Figure dataset records
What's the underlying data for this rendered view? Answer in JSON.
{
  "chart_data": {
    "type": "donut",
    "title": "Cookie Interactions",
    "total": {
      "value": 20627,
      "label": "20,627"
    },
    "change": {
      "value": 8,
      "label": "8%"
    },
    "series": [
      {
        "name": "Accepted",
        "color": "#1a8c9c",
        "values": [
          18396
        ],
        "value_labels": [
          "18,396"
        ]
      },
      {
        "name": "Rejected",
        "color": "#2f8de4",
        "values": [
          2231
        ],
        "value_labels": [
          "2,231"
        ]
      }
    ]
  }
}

§ Task instructions: Word for word, quote all of the data above.

§ Solution to the exercise:
What's the underlying data for this rendered view? Answer in JSON.
{
  "chart_data": {
    "type": "donut",
    "title": "Cookie Interactions",
    "total": {
      "value": 20627,
      "label": "20,627"
    },
    "change": {
      "value": 8,
      "label": "8%"
    },
    "series": [
      {
        "name": "Accepted",
        "color": "#1a8c9c",
        "values": [
          18396
        ],
        "value_labels": [
          "18,396"
        ]
      },
      {
        "name": "Rejected",
        "color": "#2f8de4",
        "values": [
          2231
        ],
        "value_labels": [
          "2,231"
        ]
      }
    ]
  }
}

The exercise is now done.